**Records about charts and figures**
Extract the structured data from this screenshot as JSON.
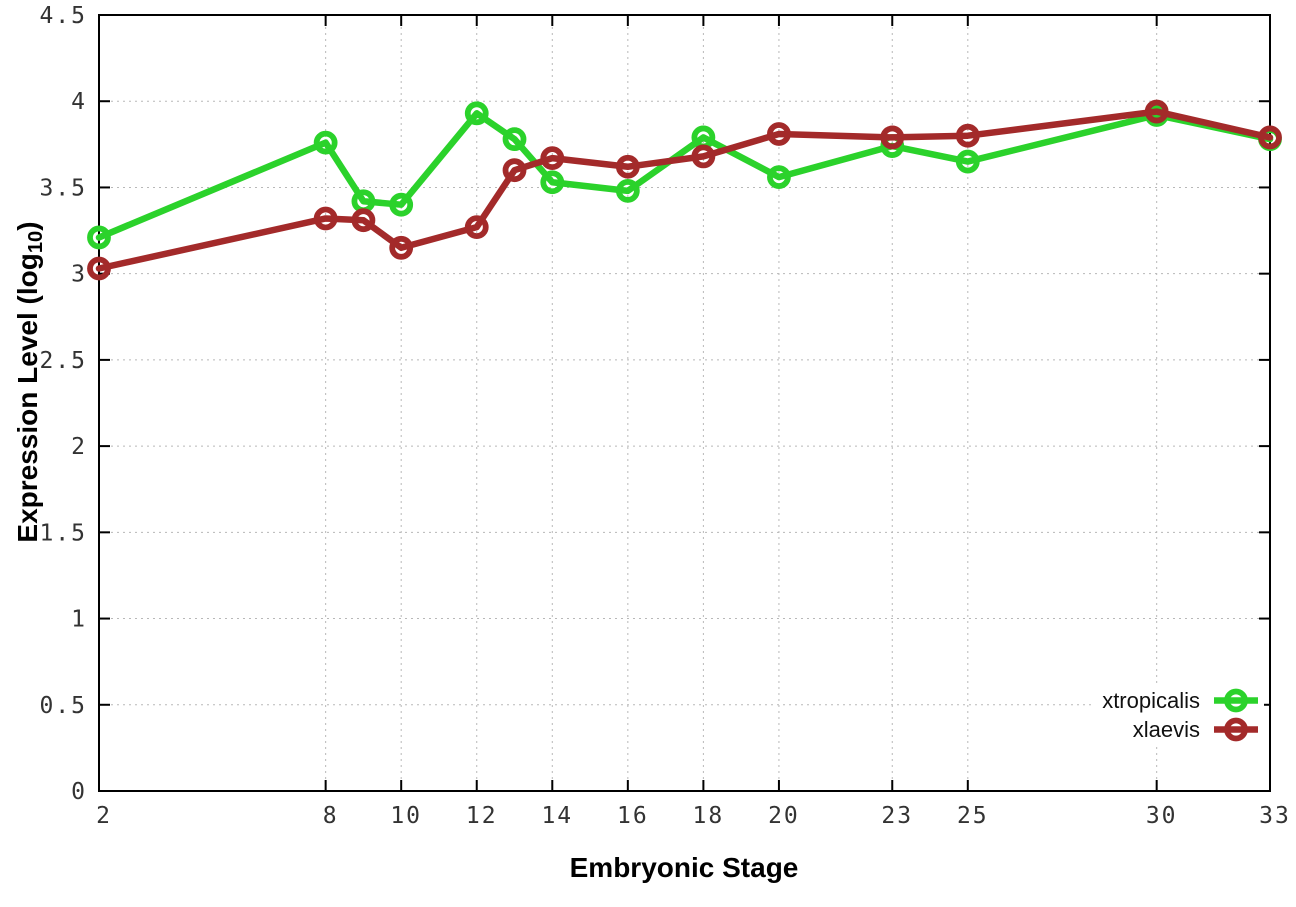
{
  "chart_data": {
    "type": "line",
    "title": "",
    "xlabel": "Embryonic Stage",
    "ylabel": "Expression Level (log10)",
    "ylabel_parts": {
      "main": "Expression Level (log",
      "sub": "10",
      "end": ")"
    },
    "x": [
      2,
      8,
      9,
      10,
      12,
      13,
      14,
      16,
      18,
      20,
      23,
      25,
      30,
      33
    ],
    "xticks": [
      2,
      8,
      10,
      12,
      14,
      16,
      18,
      20,
      23,
      25,
      30,
      33
    ],
    "yticks": [
      0,
      0.5,
      1,
      1.5,
      2,
      2.5,
      3,
      3.5,
      4,
      4.5
    ],
    "xlim": [
      2,
      33
    ],
    "ylim": [
      0,
      4.5
    ],
    "grid": true,
    "legend_position": "bottom-right",
    "series": [
      {
        "name": "xtropicalis",
        "color": "#2bd22b",
        "values": [
          3.21,
          3.76,
          3.42,
          3.4,
          3.93,
          3.78,
          3.53,
          3.48,
          3.79,
          3.56,
          3.74,
          3.65,
          3.92,
          3.78
        ]
      },
      {
        "name": "xlaevis",
        "color": "#a32a2a",
        "values": [
          3.03,
          3.32,
          3.31,
          3.15,
          3.27,
          3.6,
          3.67,
          3.62,
          3.68,
          3.81,
          3.79,
          3.8,
          3.94,
          3.79
        ]
      }
    ]
  },
  "style_colors": {
    "grid": "#b8b8b8",
    "border": "#000000",
    "tick_label": "#333333"
  }
}
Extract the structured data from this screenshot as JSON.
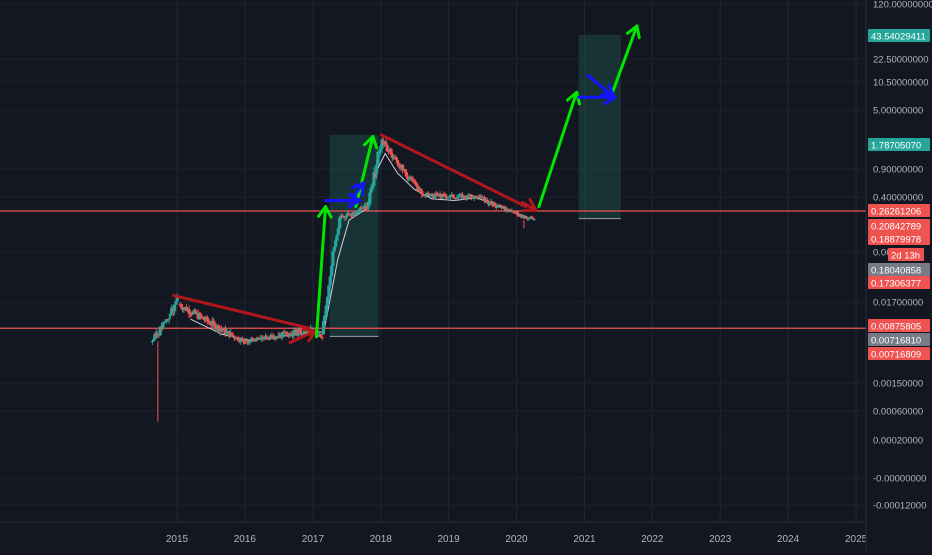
{
  "chart_data": {
    "type": "candlestick",
    "title": "",
    "xlabel": "",
    "ylabel": "",
    "x_axis_type": "time",
    "y_axis_scale": "log",
    "grid": true,
    "legend": "none",
    "x_ticks": [
      "2015",
      "2016",
      "2017",
      "2018",
      "2019",
      "2020",
      "2021",
      "2022",
      "2023",
      "2024",
      "2025"
    ],
    "y_ticks": [
      "120.00000000",
      "22.50000000",
      "10.50000000",
      "5.00000000",
      "0.90000000",
      "0.40000000",
      "0.06",
      "0.01700000",
      "0.00150000",
      "0.00060000",
      "0.00020000",
      "-0.00000000",
      "-0.00012000"
    ],
    "price_labels": [
      {
        "text": "43.54029411",
        "color": "#26a69a"
      },
      {
        "text": "1.78705070",
        "color": "#26a69a"
      },
      {
        "text": "0.26261206",
        "color": "#ef5350"
      },
      {
        "text": "0.20842789",
        "color": "#ef5350"
      },
      {
        "text": "0.18879978",
        "color": "#ef5350"
      },
      {
        "text": "2d 13h",
        "color": "#ef5350"
      },
      {
        "text": "0.18040858",
        "color": "#787b86"
      },
      {
        "text": "0.17306377",
        "color": "#ef5350"
      },
      {
        "text": "0.00875805",
        "color": "#ef5350"
      },
      {
        "text": "0.00716810",
        "color": "#787b86"
      },
      {
        "text": "0.00716809",
        "color": "#ef5350"
      }
    ],
    "horizontal_lines": [
      {
        "price": 0.26261206,
        "color": "#ef5350"
      },
      {
        "price": 0.00875805,
        "color": "#ef5350"
      }
    ],
    "candle_segments": [
      {
        "start": "2014-08-15",
        "end": "2014-11-20",
        "from": 0.006,
        "to": 0.012,
        "noise": 0.2,
        "seed": 3
      },
      {
        "start": "2014-11-20",
        "end": "2015-01-10",
        "from": 0.012,
        "to": 0.02,
        "noise": 0.22,
        "seed": 5
      },
      {
        "start": "2015-01-10",
        "end": "2016-01-01",
        "from": 0.016,
        "to": 0.006,
        "noise": 0.18,
        "seed": 7
      },
      {
        "start": "2016-01-01",
        "end": "2016-12-20",
        "from": 0.006,
        "to": 0.0085,
        "noise": 0.16,
        "seed": 11
      },
      {
        "start": "2016-12-20",
        "end": "2017-02-20",
        "from": 0.0085,
        "to": 0.0072,
        "noise": 0.15,
        "seed": 13
      },
      {
        "start": "2017-02-20",
        "end": "2017-05-25",
        "from": 0.0075,
        "to": 0.2,
        "noise": 0.22,
        "seed": 17
      },
      {
        "start": "2017-05-25",
        "end": "2017-10-20",
        "from": 0.2,
        "to": 0.3,
        "noise": 0.18,
        "seed": 19
      },
      {
        "start": "2017-10-20",
        "end": "2018-01-08",
        "from": 0.3,
        "to": 2.2,
        "noise": 0.3,
        "seed": 23
      },
      {
        "start": "2018-01-08",
        "end": "2018-08-10",
        "from": 2.0,
        "to": 0.42,
        "noise": 0.18,
        "seed": 29
      },
      {
        "start": "2018-08-10",
        "end": "2019-06-01",
        "from": 0.42,
        "to": 0.4,
        "noise": 0.14,
        "seed": 31
      },
      {
        "start": "2019-06-01",
        "end": "2020-04-05",
        "from": 0.4,
        "to": 0.19,
        "noise": 0.14,
        "seed": 37
      }
    ],
    "moving_average": [
      {
        "date": "2015-03-15",
        "price": 0.011
      },
      {
        "date": "2015-09-01",
        "price": 0.0075
      },
      {
        "date": "2016-02-01",
        "price": 0.0062
      },
      {
        "date": "2016-08-01",
        "price": 0.0072
      },
      {
        "date": "2016-12-15",
        "price": 0.0078
      },
      {
        "date": "2017-03-01",
        "price": 0.008
      },
      {
        "date": "2017-05-15",
        "price": 0.05
      },
      {
        "date": "2017-07-15",
        "price": 0.19
      },
      {
        "date": "2017-10-15",
        "price": 0.28
      },
      {
        "date": "2017-12-15",
        "price": 0.9
      },
      {
        "date": "2018-01-25",
        "price": 1.4
      },
      {
        "date": "2018-04-01",
        "price": 0.8
      },
      {
        "date": "2018-07-01",
        "price": 0.5
      },
      {
        "date": "2018-10-01",
        "price": 0.38
      },
      {
        "date": "2019-02-01",
        "price": 0.36
      },
      {
        "date": "2019-06-01",
        "price": 0.39
      },
      {
        "date": "2019-10-01",
        "price": 0.3
      },
      {
        "date": "2020-03-01",
        "price": 0.21
      }
    ],
    "drawings": {
      "trendlines": [
        {
          "from": {
            "date": "2014-12-15",
            "price": 0.02
          },
          "to": {
            "date": "2016-12-10",
            "price": 0.0088
          },
          "color": "#b2181b"
        },
        {
          "from": {
            "date": "2018-01-05",
            "price": 2.4
          },
          "to": {
            "date": "2020-02-20",
            "price": 0.3
          },
          "color": "#b2181b"
        }
      ],
      "arrows": [
        {
          "from": {
            "date": "2016-09-01",
            "price": 0.0058
          },
          "to": {
            "date": "2017-01-15",
            "price": 0.0082
          },
          "color": "#b2181b"
        },
        {
          "from": {
            "date": "2020-02-01",
            "price": 0.34
          },
          "to": {
            "date": "2020-04-15",
            "price": 0.27
          },
          "color": "#b2181b"
        },
        {
          "from": {
            "date": "2017-01-20",
            "price": 0.007
          },
          "to": {
            "date": "2017-03-10",
            "price": 0.3
          },
          "color": "#00e600"
        },
        {
          "from": {
            "date": "2017-08-20",
            "price": 0.3
          },
          "to": {
            "date": "2017-11-20",
            "price": 2.3
          },
          "color": "#00e600"
        },
        {
          "from": {
            "date": "2020-05-01",
            "price": 0.3
          },
          "to": {
            "date": "2020-11-20",
            "price": 8.0
          },
          "color": "#00e600"
        },
        {
          "from": {
            "date": "2021-06-01",
            "price": 8.0
          },
          "to": {
            "date": "2021-10-10",
            "price": 60
          },
          "color": "#00e600"
        },
        {
          "from": {
            "date": "2017-03-10",
            "price": 0.36
          },
          "to": {
            "date": "2017-09-10",
            "price": 0.36
          },
          "color": "#1414ff"
        },
        {
          "from": {
            "date": "2017-07-15",
            "price": 0.34
          },
          "to": {
            "date": "2017-10-01",
            "price": 0.6
          },
          "color": "#1414ff"
        },
        {
          "from": {
            "date": "2020-12-01",
            "price": 7.0
          },
          "to": {
            "date": "2021-06-15",
            "price": 7.0
          },
          "color": "#1414ff"
        },
        {
          "from": {
            "date": "2021-01-20",
            "price": 13.0
          },
          "to": {
            "date": "2021-06-05",
            "price": 7.2
          },
          "color": "#1414ff"
        }
      ],
      "boxes": [
        {
          "from": {
            "date": "2017-04-01",
            "price": 2.4
          },
          "to": {
            "date": "2017-12-20",
            "price": 0.0071
          }
        },
        {
          "from": {
            "date": "2020-12-01",
            "price": 45
          },
          "to": {
            "date": "2021-07-15",
            "price": 0.2
          }
        }
      ]
    }
  }
}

**What the exercise asks**
Of all the lines above, how many contain the word "seed"? Answer with only the number.

**Response to this task**
11